**Available records:**
□ □ □
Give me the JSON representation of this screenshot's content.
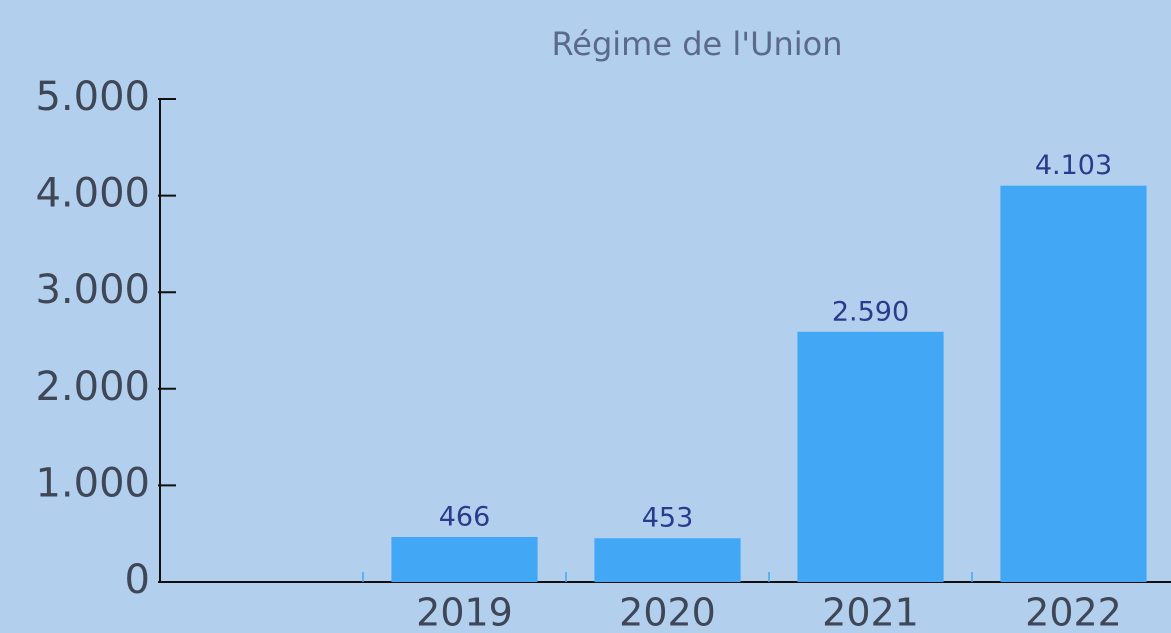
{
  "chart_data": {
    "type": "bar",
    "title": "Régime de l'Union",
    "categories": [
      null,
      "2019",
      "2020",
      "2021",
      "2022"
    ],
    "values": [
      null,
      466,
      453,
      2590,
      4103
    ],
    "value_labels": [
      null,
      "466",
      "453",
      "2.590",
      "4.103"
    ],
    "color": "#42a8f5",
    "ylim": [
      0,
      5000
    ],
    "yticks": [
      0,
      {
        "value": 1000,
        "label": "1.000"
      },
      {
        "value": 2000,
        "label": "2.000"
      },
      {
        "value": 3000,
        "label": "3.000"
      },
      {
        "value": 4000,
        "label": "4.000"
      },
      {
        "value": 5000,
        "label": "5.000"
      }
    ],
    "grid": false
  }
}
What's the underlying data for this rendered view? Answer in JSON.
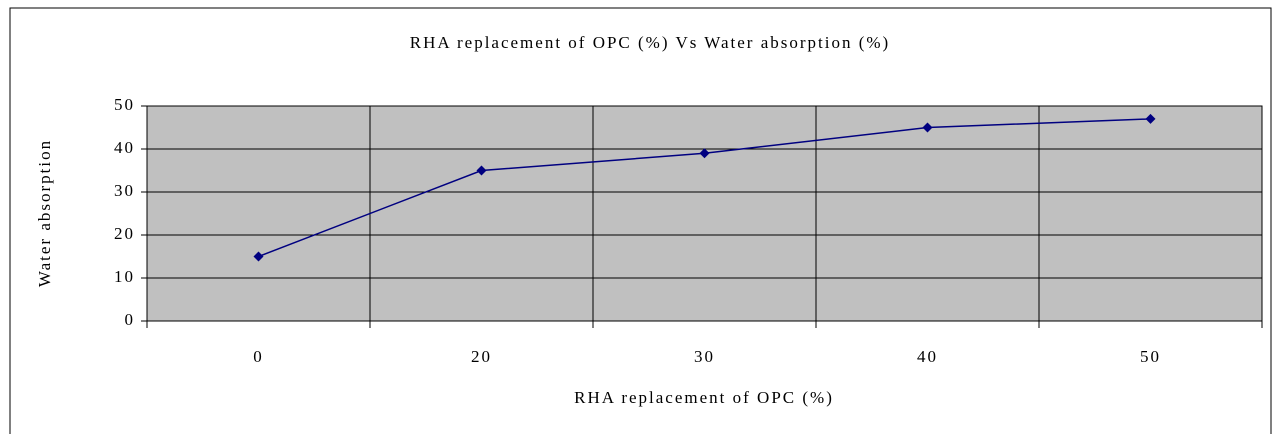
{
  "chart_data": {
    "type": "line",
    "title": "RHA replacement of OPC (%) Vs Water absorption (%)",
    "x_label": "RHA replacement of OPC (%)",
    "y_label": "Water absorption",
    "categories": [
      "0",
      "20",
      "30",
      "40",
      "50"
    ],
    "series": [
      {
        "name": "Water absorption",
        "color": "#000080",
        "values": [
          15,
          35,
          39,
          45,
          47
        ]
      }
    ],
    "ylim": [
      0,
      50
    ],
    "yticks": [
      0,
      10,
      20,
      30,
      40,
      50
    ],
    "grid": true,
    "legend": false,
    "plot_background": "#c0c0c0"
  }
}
□ □ □
**Instructions to follow:**
Copy out exactly the lines between the line containing "What's the underlying" and the end of the entries, including both, and leave the pictures behind.

**Answer to this exercise:**
What's the underlying data for this rendered view? Answer in JSON.
{
  "chart_data": {
    "type": "line",
    "title": "RHA replacement of OPC (%) Vs Water absorption (%)",
    "x_label": "RHA replacement of OPC (%)",
    "y_label": "Water absorption",
    "categories": [
      "0",
      "20",
      "30",
      "40",
      "50"
    ],
    "series": [
      {
        "name": "Water absorption",
        "color": "#000080",
        "values": [
          15,
          35,
          39,
          45,
          47
        ]
      }
    ],
    "ylim": [
      0,
      50
    ],
    "yticks": [
      0,
      10,
      20,
      30,
      40,
      50
    ],
    "grid": true,
    "legend": false,
    "plot_background": "#c0c0c0"
  }
}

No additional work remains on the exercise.